#### [Exercise prompt]
How many lines of the material below contain the string "Scores"? Answer with the number and nothing else.

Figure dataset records
##############################

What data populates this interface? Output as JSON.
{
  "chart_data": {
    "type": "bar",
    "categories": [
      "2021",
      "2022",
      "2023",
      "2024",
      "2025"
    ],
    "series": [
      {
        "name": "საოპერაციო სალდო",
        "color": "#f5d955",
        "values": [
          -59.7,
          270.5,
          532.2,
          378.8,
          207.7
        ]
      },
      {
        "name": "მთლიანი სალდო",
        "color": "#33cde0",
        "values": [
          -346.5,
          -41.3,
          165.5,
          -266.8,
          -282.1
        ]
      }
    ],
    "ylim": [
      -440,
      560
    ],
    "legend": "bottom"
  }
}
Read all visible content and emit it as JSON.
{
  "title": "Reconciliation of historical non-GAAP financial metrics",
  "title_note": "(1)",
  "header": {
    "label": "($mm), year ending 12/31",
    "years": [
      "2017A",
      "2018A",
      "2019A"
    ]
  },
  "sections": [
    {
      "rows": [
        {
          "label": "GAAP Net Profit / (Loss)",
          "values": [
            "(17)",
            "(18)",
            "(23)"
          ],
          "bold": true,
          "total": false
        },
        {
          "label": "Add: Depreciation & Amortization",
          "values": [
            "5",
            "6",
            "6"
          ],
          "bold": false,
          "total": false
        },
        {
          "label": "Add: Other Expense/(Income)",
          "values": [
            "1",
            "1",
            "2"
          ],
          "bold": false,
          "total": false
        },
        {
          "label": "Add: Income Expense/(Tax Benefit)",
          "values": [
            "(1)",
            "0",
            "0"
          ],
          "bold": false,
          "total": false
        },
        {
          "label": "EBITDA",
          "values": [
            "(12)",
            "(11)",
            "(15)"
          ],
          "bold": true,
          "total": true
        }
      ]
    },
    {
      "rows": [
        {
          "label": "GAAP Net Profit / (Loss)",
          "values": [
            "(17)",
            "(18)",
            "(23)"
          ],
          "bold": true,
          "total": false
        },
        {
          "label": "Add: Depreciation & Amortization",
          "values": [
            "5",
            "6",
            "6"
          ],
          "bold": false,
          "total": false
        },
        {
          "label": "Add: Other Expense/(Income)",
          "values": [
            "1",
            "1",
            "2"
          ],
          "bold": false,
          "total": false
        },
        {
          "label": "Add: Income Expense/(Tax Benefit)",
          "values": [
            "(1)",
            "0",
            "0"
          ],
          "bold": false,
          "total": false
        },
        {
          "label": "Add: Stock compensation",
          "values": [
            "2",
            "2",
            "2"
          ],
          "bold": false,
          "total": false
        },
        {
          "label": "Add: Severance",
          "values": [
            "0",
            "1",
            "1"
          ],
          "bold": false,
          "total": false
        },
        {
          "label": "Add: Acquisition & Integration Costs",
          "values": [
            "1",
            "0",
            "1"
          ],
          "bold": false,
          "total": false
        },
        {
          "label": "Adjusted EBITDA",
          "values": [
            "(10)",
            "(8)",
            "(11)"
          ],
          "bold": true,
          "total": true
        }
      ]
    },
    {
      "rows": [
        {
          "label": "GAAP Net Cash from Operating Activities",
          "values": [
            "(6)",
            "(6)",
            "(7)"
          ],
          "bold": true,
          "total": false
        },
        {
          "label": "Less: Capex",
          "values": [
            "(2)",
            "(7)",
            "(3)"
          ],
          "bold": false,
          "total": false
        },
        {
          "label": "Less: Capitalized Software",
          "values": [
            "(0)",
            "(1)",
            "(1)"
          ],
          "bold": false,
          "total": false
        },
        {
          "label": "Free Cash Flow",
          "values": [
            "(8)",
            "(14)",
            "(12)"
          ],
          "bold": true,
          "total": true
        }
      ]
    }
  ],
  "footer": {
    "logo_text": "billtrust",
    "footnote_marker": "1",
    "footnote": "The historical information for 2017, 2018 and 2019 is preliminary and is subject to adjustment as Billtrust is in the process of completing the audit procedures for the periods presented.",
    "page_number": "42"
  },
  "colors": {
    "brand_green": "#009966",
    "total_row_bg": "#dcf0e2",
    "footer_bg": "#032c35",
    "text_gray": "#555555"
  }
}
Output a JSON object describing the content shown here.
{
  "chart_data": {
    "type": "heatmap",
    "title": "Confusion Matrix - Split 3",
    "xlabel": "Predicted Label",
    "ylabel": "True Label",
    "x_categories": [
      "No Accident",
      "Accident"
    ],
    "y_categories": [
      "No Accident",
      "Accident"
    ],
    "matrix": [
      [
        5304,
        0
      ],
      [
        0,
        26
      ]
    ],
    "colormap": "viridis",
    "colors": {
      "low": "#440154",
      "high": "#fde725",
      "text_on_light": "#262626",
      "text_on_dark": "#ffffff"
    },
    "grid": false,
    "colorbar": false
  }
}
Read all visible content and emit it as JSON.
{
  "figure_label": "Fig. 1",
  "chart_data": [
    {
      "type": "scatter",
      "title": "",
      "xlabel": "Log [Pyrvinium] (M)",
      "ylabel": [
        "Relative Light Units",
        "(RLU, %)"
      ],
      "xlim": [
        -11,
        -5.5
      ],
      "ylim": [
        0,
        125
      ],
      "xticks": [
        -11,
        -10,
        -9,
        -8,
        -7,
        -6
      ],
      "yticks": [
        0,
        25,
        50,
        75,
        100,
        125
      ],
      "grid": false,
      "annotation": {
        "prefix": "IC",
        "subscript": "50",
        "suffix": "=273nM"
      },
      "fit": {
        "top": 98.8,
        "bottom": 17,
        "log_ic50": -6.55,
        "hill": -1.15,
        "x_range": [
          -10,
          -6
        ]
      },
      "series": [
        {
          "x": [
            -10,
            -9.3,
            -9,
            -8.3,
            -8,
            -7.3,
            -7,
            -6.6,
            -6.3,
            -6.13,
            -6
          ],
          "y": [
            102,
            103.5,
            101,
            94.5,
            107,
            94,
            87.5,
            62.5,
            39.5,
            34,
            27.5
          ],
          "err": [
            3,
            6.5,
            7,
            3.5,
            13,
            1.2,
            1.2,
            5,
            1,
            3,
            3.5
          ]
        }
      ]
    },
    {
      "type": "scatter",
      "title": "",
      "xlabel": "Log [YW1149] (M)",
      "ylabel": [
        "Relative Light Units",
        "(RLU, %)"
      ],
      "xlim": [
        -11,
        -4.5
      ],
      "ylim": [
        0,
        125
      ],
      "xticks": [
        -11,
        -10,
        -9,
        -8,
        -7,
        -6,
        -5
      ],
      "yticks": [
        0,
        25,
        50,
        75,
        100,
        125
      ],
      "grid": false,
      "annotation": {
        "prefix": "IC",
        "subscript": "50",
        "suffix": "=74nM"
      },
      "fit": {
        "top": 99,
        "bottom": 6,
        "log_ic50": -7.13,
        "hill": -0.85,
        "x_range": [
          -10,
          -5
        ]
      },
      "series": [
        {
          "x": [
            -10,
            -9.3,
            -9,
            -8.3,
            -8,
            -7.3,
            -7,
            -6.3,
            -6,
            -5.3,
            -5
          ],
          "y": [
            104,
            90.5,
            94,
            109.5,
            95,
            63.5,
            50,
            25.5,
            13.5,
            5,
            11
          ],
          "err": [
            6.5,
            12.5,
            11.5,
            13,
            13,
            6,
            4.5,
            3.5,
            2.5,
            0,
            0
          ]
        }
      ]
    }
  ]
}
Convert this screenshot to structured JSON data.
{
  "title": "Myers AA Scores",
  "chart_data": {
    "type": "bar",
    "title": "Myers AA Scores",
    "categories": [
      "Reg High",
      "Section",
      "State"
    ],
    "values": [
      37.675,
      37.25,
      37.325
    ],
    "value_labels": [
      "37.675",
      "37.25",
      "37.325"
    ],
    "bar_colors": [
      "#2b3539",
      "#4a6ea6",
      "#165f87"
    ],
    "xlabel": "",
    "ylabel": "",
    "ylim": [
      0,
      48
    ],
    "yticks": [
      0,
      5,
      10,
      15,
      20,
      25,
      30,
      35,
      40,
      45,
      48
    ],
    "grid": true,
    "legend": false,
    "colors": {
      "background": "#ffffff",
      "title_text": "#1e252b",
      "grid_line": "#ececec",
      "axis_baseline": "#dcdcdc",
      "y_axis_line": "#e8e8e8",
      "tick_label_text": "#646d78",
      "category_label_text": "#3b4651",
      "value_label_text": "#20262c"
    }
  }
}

##############################

#### [Solution]
2